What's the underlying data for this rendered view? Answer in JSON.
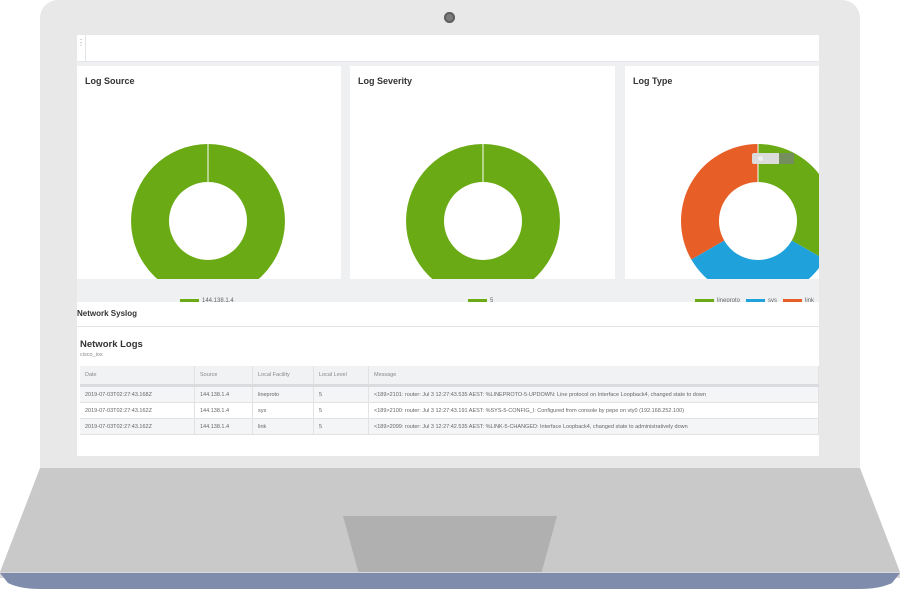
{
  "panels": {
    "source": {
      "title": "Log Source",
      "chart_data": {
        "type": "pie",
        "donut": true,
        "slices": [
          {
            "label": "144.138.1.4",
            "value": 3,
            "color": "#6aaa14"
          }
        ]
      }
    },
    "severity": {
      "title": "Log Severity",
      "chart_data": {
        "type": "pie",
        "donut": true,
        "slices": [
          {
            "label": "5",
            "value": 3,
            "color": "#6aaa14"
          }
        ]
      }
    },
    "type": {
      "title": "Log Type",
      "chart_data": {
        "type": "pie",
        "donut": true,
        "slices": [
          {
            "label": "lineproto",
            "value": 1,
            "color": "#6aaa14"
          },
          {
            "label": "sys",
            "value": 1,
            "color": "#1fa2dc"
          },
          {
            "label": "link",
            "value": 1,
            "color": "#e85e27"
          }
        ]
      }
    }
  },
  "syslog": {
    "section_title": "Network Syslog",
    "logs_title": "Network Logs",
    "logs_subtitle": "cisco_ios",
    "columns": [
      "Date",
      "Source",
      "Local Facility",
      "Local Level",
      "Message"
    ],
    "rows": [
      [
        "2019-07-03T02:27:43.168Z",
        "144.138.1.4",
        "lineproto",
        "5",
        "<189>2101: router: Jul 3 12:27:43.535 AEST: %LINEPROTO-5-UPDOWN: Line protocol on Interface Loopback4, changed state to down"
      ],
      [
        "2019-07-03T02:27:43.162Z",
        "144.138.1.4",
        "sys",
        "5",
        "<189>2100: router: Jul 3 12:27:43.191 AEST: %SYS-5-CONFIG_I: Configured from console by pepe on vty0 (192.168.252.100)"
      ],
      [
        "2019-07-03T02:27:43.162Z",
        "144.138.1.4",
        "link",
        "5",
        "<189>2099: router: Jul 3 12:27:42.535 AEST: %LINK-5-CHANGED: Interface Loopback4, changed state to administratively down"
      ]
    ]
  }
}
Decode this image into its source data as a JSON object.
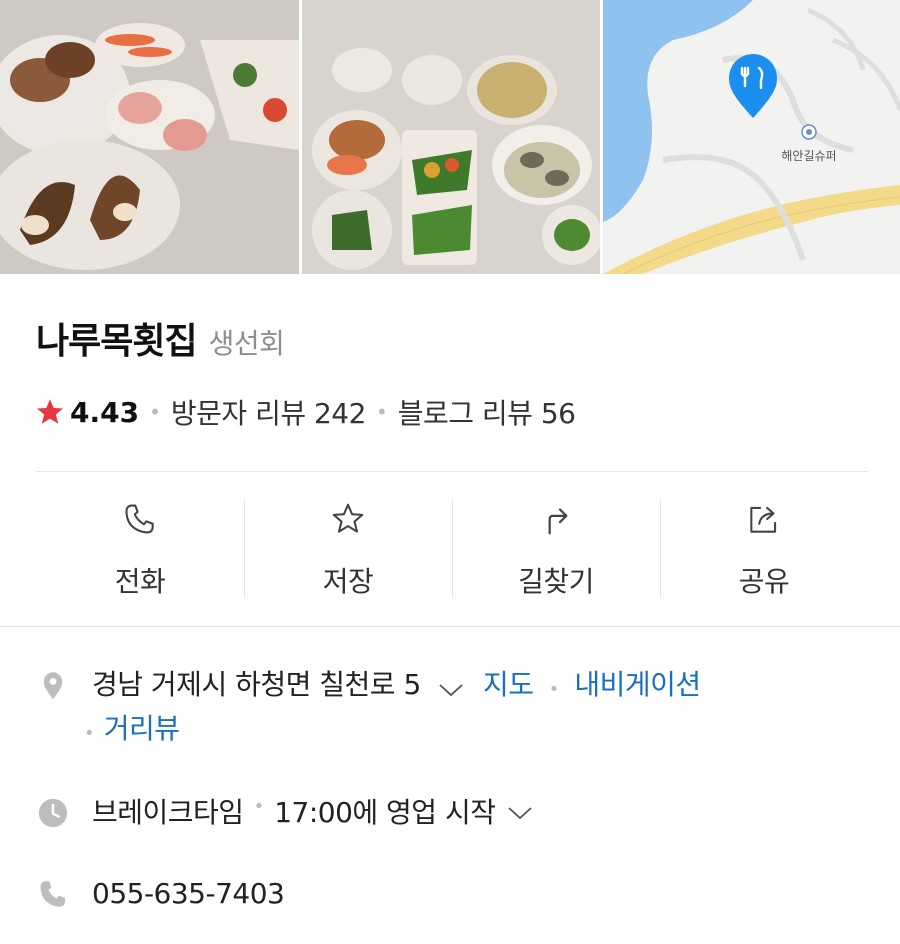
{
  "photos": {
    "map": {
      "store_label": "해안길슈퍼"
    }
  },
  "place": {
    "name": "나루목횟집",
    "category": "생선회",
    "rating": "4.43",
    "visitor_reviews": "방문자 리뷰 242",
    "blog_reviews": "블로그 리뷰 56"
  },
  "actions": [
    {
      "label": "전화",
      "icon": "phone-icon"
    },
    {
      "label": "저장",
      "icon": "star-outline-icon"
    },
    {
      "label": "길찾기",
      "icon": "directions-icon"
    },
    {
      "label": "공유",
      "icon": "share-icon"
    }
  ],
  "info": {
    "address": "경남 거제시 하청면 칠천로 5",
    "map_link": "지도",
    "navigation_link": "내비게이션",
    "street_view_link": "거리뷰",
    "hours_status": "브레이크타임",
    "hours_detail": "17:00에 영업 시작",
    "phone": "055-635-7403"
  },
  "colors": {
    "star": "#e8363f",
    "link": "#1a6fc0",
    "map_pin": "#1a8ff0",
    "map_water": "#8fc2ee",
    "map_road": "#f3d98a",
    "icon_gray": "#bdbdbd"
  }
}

──────────

*Task directions*. Repeat the data exactly, excluding the pictures.

*Response below*.
What's the underlying data for this rendered view? Answer in JSON.
{
  "panels": {
    "source": {
      "title": "Log Source",
      "chart_data": {
        "type": "pie",
        "donut": true,
        "slices": [
          {
            "label": "144.138.1.4",
            "value": 3,
            "color": "#6aaa14"
          }
        ]
      }
    },
    "severity": {
      "title": "Log Severity",
      "chart_data": {
        "type": "pie",
        "donut": true,
        "slices": [
          {
            "label": "5",
            "value": 3,
            "color": "#6aaa14"
          }
        ]
      }
    },
    "type": {
      "title": "Log Type",
      "chart_data": {
        "type": "pie",
        "donut": true,
        "slices": [
          {
            "label": "lineproto",
            "value": 1,
            "color": "#6aaa14"
          },
          {
            "label": "sys",
            "value": 1,
            "color": "#1fa2dc"
          },
          {
            "label": "link",
            "value": 1,
            "color": "#e85e27"
          }
        ]
      }
    }
  },
  "syslog": {
    "section_title": "Network Syslog",
    "logs_title": "Network Logs",
    "logs_subtitle": "cisco_ios",
    "columns": [
      "Date",
      "Source",
      "Local Facility",
      "Local Level",
      "Message"
    ],
    "rows": [
      [
        "2019-07-03T02:27:43.168Z",
        "144.138.1.4",
        "lineproto",
        "5",
        "<189>2101: router: Jul 3 12:27:43.535 AEST: %LINEPROTO-5-UPDOWN: Line protocol on Interface Loopback4, changed state to down"
      ],
      [
        "2019-07-03T02:27:43.162Z",
        "144.138.1.4",
        "sys",
        "5",
        "<189>2100: router: Jul 3 12:27:43.191 AEST: %SYS-5-CONFIG_I: Configured from console by pepe on vty0 (192.168.252.100)"
      ],
      [
        "2019-07-03T02:27:43.162Z",
        "144.138.1.4",
        "link",
        "5",
        "<189>2099: router: Jul 3 12:27:42.535 AEST: %LINK-5-CHANGED: Interface Loopback4, changed state to administratively down"
      ]
    ]
  }
}
Decode this image into its source data as a JSON object.
{
  "photos": {
    "map": {
      "store_label": "해안길슈퍼"
    }
  },
  "place": {
    "name": "나루목횟집",
    "category": "생선회",
    "rating": "4.43",
    "visitor_reviews": "방문자 리뷰 242",
    "blog_reviews": "블로그 리뷰 56"
  },
  "actions": [
    {
      "label": "전화",
      "icon": "phone-icon"
    },
    {
      "label": "저장",
      "icon": "star-outline-icon"
    },
    {
      "label": "길찾기",
      "icon": "directions-icon"
    },
    {
      "label": "공유",
      "icon": "share-icon"
    }
  ],
  "info": {
    "address": "경남 거제시 하청면 칠천로 5",
    "map_link": "지도",
    "navigation_link": "내비게이션",
    "street_view_link": "거리뷰",
    "hours_status": "브레이크타임",
    "hours_detail": "17:00에 영업 시작",
    "phone": "055-635-7403"
  },
  "colors": {
    "star": "#e8363f",
    "link": "#1a6fc0",
    "map_pin": "#1a8ff0",
    "map_water": "#8fc2ee",
    "map_road": "#f3d98a",
    "icon_gray": "#bdbdbd"
  }
}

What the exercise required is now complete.